→ PROBLEM STATEMENT
Tally how many lines hold the string "after". Your reply should be that number alone.

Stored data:
╔══
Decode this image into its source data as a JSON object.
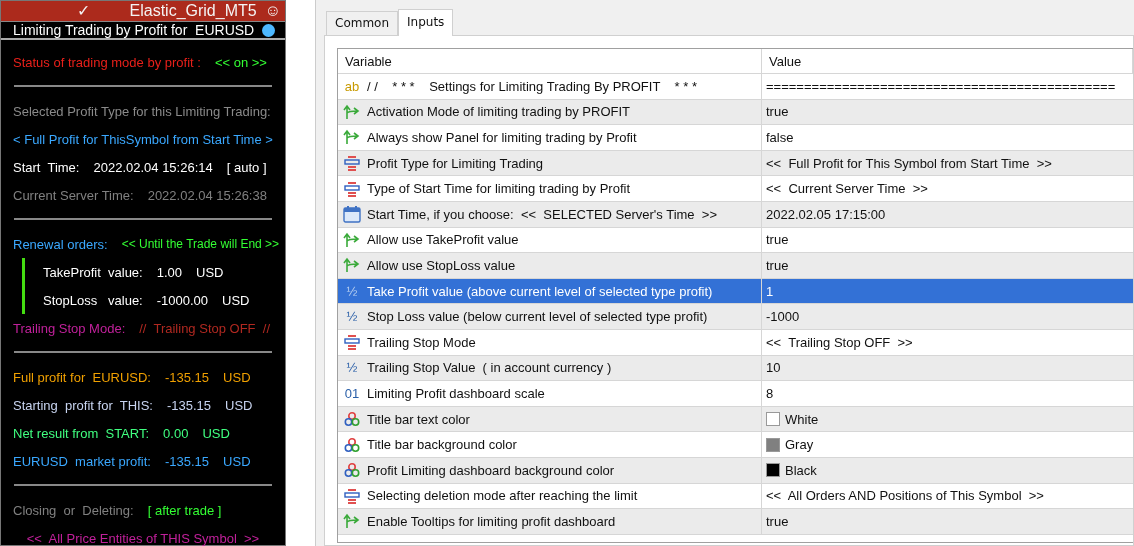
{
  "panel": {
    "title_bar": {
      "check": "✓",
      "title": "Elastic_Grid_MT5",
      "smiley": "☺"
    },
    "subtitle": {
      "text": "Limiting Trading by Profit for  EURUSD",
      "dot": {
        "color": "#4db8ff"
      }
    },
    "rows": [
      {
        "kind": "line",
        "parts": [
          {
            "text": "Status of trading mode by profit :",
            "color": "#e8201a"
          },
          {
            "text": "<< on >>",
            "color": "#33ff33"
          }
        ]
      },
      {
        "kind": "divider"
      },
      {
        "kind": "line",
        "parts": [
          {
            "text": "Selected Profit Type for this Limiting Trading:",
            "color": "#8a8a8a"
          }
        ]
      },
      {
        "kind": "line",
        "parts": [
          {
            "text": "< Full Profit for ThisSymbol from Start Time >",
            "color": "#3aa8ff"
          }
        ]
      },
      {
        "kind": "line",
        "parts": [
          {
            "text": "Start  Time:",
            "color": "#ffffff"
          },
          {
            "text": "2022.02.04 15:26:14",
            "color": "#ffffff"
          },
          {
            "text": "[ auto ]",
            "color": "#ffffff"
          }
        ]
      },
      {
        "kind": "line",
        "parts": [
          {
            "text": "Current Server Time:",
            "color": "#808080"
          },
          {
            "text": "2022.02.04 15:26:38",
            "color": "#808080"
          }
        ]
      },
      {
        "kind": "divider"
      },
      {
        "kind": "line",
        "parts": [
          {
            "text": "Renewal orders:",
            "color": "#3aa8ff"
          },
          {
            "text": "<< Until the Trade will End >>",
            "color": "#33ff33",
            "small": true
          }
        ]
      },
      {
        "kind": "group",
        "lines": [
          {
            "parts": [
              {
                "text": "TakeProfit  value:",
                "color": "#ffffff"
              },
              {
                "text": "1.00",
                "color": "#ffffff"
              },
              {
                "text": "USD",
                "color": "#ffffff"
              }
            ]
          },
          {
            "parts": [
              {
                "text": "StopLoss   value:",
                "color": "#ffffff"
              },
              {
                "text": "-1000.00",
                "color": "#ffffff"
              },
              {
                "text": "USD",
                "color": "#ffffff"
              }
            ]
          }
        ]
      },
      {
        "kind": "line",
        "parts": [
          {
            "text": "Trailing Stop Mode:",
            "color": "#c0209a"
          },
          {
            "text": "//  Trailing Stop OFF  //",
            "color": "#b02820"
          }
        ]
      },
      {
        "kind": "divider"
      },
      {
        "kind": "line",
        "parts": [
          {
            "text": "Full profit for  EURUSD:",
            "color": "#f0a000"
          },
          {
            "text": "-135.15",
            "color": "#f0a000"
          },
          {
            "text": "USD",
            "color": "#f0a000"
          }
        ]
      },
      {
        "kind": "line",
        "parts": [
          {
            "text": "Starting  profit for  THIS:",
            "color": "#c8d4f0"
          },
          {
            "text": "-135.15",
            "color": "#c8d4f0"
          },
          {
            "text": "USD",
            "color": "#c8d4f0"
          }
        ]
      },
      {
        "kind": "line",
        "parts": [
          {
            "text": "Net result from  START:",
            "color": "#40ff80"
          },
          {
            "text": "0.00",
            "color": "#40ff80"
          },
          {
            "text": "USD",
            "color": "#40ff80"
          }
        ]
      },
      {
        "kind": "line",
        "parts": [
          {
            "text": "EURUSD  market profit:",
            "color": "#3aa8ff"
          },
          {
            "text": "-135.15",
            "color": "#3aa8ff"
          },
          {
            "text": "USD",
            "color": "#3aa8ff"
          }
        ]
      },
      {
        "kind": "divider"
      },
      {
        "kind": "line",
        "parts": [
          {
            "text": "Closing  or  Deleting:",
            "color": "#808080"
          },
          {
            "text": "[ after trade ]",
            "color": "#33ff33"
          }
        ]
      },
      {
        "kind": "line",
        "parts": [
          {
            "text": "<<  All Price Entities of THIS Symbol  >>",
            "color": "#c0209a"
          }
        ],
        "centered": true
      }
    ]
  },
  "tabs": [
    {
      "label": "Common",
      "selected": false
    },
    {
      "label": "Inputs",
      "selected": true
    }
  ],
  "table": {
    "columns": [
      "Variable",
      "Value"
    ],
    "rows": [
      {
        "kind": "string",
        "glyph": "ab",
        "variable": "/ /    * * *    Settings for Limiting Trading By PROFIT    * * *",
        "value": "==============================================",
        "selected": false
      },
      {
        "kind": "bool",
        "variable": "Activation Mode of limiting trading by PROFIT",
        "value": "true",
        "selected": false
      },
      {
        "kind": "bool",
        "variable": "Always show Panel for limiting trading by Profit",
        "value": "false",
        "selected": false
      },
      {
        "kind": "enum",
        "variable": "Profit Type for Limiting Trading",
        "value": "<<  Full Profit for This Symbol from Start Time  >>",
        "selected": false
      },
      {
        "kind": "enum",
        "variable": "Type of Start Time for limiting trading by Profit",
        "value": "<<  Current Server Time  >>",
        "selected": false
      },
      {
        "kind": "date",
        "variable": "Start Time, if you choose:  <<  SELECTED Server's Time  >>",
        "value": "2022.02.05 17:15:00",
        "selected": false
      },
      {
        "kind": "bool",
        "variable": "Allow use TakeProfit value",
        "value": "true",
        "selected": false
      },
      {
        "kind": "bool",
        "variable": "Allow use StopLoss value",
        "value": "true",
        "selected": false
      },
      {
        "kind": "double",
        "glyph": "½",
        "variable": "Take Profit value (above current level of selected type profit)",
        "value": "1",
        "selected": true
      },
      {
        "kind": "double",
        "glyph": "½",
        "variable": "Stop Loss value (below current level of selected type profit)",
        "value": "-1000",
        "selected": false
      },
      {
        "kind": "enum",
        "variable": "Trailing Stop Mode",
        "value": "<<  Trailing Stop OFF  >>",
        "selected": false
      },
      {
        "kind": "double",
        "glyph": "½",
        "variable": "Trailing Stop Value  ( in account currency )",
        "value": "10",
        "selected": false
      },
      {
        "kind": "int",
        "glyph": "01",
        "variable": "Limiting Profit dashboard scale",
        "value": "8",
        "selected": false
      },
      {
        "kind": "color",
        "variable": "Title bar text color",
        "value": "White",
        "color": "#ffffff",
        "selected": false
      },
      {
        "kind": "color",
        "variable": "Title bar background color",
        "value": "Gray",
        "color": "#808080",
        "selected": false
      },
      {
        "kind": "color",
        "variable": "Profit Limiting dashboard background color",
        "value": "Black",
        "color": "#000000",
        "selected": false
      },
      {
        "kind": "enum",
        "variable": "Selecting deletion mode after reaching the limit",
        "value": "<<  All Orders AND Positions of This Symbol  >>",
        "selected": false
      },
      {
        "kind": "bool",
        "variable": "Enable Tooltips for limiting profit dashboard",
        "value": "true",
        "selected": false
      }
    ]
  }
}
╚══
→ FINISHED EXERCISE
2